Material to process
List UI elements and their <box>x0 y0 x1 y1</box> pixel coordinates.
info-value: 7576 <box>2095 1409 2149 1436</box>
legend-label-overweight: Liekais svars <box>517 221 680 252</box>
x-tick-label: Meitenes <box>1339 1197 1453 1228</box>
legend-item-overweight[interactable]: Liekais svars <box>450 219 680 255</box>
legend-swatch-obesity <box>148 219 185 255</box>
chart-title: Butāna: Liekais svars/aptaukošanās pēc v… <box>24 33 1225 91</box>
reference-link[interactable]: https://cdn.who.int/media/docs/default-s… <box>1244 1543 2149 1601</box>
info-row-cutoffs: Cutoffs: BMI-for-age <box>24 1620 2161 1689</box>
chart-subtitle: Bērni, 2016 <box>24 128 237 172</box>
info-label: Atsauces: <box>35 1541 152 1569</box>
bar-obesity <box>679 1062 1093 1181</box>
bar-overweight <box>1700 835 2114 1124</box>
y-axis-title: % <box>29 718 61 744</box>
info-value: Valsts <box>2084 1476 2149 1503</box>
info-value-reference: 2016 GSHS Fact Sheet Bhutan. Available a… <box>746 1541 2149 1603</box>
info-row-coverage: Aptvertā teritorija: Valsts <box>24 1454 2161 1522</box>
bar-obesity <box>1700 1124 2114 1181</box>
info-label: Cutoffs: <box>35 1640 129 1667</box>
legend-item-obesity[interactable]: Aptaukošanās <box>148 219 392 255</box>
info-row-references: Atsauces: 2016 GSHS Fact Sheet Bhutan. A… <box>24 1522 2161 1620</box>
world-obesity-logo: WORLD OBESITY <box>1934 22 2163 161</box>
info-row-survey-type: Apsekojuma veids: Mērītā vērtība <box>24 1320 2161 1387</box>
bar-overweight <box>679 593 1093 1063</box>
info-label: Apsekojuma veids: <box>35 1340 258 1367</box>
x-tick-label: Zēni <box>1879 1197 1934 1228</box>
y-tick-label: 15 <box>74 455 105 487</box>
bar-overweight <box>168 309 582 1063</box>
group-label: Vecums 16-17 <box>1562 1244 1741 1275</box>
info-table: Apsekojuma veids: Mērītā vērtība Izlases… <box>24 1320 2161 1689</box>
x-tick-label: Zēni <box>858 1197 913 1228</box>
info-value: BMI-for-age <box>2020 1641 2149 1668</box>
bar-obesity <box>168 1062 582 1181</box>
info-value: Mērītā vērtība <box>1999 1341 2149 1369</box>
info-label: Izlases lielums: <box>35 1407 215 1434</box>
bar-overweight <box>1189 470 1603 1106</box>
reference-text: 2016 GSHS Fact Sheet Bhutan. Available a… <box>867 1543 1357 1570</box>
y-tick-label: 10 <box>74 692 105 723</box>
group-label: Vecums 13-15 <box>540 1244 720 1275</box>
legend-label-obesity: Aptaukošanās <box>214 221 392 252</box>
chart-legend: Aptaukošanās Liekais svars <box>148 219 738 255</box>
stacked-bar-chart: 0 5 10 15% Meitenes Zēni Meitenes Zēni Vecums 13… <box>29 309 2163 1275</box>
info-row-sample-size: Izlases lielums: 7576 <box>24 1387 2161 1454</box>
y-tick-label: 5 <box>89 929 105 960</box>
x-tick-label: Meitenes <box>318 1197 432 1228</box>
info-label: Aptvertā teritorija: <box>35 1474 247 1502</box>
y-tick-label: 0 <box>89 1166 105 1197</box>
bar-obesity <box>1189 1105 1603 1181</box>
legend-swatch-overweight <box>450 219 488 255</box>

Do this
Reproduce word for word the part of the entries that opens with their first line and closes with the line containing "chart-subtitle: Bērni, 2016", including both of those lines.

Expected output
List UI elements and their <box>x0 y0 x1 y1</box> pixel coordinates.
info-value: 7576 <box>2095 1409 2149 1436</box>
legend-label-overweight: Liekais svars <box>517 221 680 252</box>
x-tick-label: Meitenes <box>1339 1197 1453 1228</box>
legend-item-overweight[interactable]: Liekais svars <box>450 219 680 255</box>
legend-swatch-obesity <box>148 219 185 255</box>
chart-title: Butāna: Liekais svars/aptaukošanās pēc v… <box>24 33 1225 91</box>
reference-link[interactable]: https://cdn.who.int/media/docs/default-s… <box>1244 1543 2149 1601</box>
info-row-cutoffs: Cutoffs: BMI-for-age <box>24 1620 2161 1689</box>
chart-subtitle: Bērni, 2016 <box>24 128 237 172</box>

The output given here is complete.